Copy out the listing that follows, exactly, without its pictures.

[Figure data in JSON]
============

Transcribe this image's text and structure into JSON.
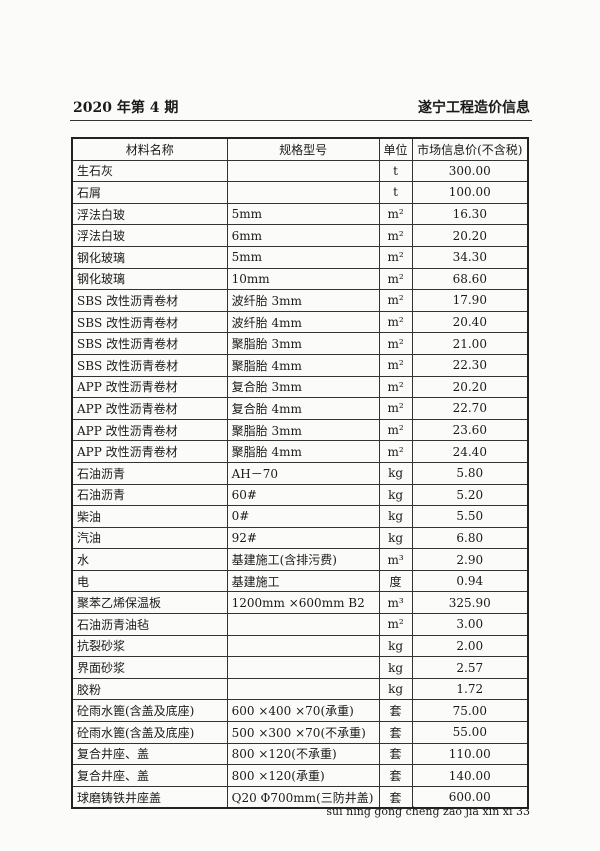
{
  "header": {
    "issue": "2020 年第 4 期",
    "publication": "遂宁工程造价信息"
  },
  "table": {
    "columns": [
      "材料名称",
      "规格型号",
      "单位",
      "市场信息价(不含税)"
    ],
    "rows": [
      [
        "生石灰",
        "",
        "t",
        "300.00"
      ],
      [
        "石屑",
        "",
        "t",
        "100.00"
      ],
      [
        "浮法白玻",
        "5mm",
        "m²",
        "16.30"
      ],
      [
        "浮法白玻",
        "6mm",
        "m²",
        "20.20"
      ],
      [
        "钢化玻璃",
        "5mm",
        "m²",
        "34.30"
      ],
      [
        "钢化玻璃",
        "10mm",
        "m²",
        "68.60"
      ],
      [
        "SBS 改性沥青卷材",
        "波纤胎 3mm",
        "m²",
        "17.90"
      ],
      [
        "SBS 改性沥青卷材",
        "波纤胎 4mm",
        "m²",
        "20.40"
      ],
      [
        "SBS 改性沥青卷材",
        "聚脂胎 3mm",
        "m²",
        "21.00"
      ],
      [
        "SBS 改性沥青卷材",
        "聚脂胎 4mm",
        "m²",
        "22.30"
      ],
      [
        "APP 改性沥青卷材",
        "复合胎 3mm",
        "m²",
        "20.20"
      ],
      [
        "APP 改性沥青卷材",
        "复合胎 4mm",
        "m²",
        "22.70"
      ],
      [
        "APP 改性沥青卷材",
        "聚脂胎 3mm",
        "m²",
        "23.60"
      ],
      [
        "APP 改性沥青卷材",
        "聚脂胎 4mm",
        "m²",
        "24.40"
      ],
      [
        "石油沥青",
        "AH－70",
        "kg",
        "5.80"
      ],
      [
        "石油沥青",
        "60#",
        "kg",
        "5.20"
      ],
      [
        "柴油",
        "0#",
        "kg",
        "5.50"
      ],
      [
        "汽油",
        "92#",
        "kg",
        "6.80"
      ],
      [
        "水",
        "基建施工(含排污费)",
        "m³",
        "2.90"
      ],
      [
        "电",
        "基建施工",
        "度",
        "0.94"
      ],
      [
        "聚苯乙烯保温板",
        "1200mm ×600mm B2",
        "m³",
        "325.90"
      ],
      [
        "石油沥青油毡",
        "",
        "m²",
        "3.00"
      ],
      [
        "抗裂砂浆",
        "",
        "kg",
        "2.00"
      ],
      [
        "界面砂浆",
        "",
        "kg",
        "2.57"
      ],
      [
        "胶粉",
        "",
        "kg",
        "1.72"
      ],
      [
        "砼雨水篦(含盖及底座)",
        "600 ×400 ×70(承重)",
        "套",
        "75.00"
      ],
      [
        "砼雨水篦(含盖及底座)",
        "500 ×300 ×70(不承重)",
        "套",
        "55.00"
      ],
      [
        "复合井座、盖",
        "800 ×120(不承重)",
        "套",
        "110.00"
      ],
      [
        "复合井座、盖",
        "800 ×120(承重)",
        "套",
        "140.00"
      ],
      [
        "球磨铸铁井座盖",
        "Q20 Φ700mm(三防井盖)",
        "套",
        "600.00"
      ]
    ]
  },
  "footer": {
    "page_label": "sui ning gong cheng zao jia xin xi 33"
  }
}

============

◆ **RESULT OF THIS TASK**
Transcribe this image's text and structure into JSON.
{
  "header": {
    "issue": "2020 年第 4 期",
    "publication": "遂宁工程造价信息"
  },
  "table": {
    "columns": [
      "材料名称",
      "规格型号",
      "单位",
      "市场信息价(不含税)"
    ],
    "rows": [
      [
        "生石灰",
        "",
        "t",
        "300.00"
      ],
      [
        "石屑",
        "",
        "t",
        "100.00"
      ],
      [
        "浮法白玻",
        "5mm",
        "m²",
        "16.30"
      ],
      [
        "浮法白玻",
        "6mm",
        "m²",
        "20.20"
      ],
      [
        "钢化玻璃",
        "5mm",
        "m²",
        "34.30"
      ],
      [
        "钢化玻璃",
        "10mm",
        "m²",
        "68.60"
      ],
      [
        "SBS 改性沥青卷材",
        "波纤胎 3mm",
        "m²",
        "17.90"
      ],
      [
        "SBS 改性沥青卷材",
        "波纤胎 4mm",
        "m²",
        "20.40"
      ],
      [
        "SBS 改性沥青卷材",
        "聚脂胎 3mm",
        "m²",
        "21.00"
      ],
      [
        "SBS 改性沥青卷材",
        "聚脂胎 4mm",
        "m²",
        "22.30"
      ],
      [
        "APP 改性沥青卷材",
        "复合胎 3mm",
        "m²",
        "20.20"
      ],
      [
        "APP 改性沥青卷材",
        "复合胎 4mm",
        "m²",
        "22.70"
      ],
      [
        "APP 改性沥青卷材",
        "聚脂胎 3mm",
        "m²",
        "23.60"
      ],
      [
        "APP 改性沥青卷材",
        "聚脂胎 4mm",
        "m²",
        "24.40"
      ],
      [
        "石油沥青",
        "AH－70",
        "kg",
        "5.80"
      ],
      [
        "石油沥青",
        "60#",
        "kg",
        "5.20"
      ],
      [
        "柴油",
        "0#",
        "kg",
        "5.50"
      ],
      [
        "汽油",
        "92#",
        "kg",
        "6.80"
      ],
      [
        "水",
        "基建施工(含排污费)",
        "m³",
        "2.90"
      ],
      [
        "电",
        "基建施工",
        "度",
        "0.94"
      ],
      [
        "聚苯乙烯保温板",
        "1200mm ×600mm B2",
        "m³",
        "325.90"
      ],
      [
        "石油沥青油毡",
        "",
        "m²",
        "3.00"
      ],
      [
        "抗裂砂浆",
        "",
        "kg",
        "2.00"
      ],
      [
        "界面砂浆",
        "",
        "kg",
        "2.57"
      ],
      [
        "胶粉",
        "",
        "kg",
        "1.72"
      ],
      [
        "砼雨水篦(含盖及底座)",
        "600 ×400 ×70(承重)",
        "套",
        "75.00"
      ],
      [
        "砼雨水篦(含盖及底座)",
        "500 ×300 ×70(不承重)",
        "套",
        "55.00"
      ],
      [
        "复合井座、盖",
        "800 ×120(不承重)",
        "套",
        "110.00"
      ],
      [
        "复合井座、盖",
        "800 ×120(承重)",
        "套",
        "140.00"
      ],
      [
        "球磨铸铁井座盖",
        "Q20 Φ700mm(三防井盖)",
        "套",
        "600.00"
      ]
    ]
  },
  "footer": {
    "page_label": "sui ning gong cheng zao jia xin xi 33"
  }
}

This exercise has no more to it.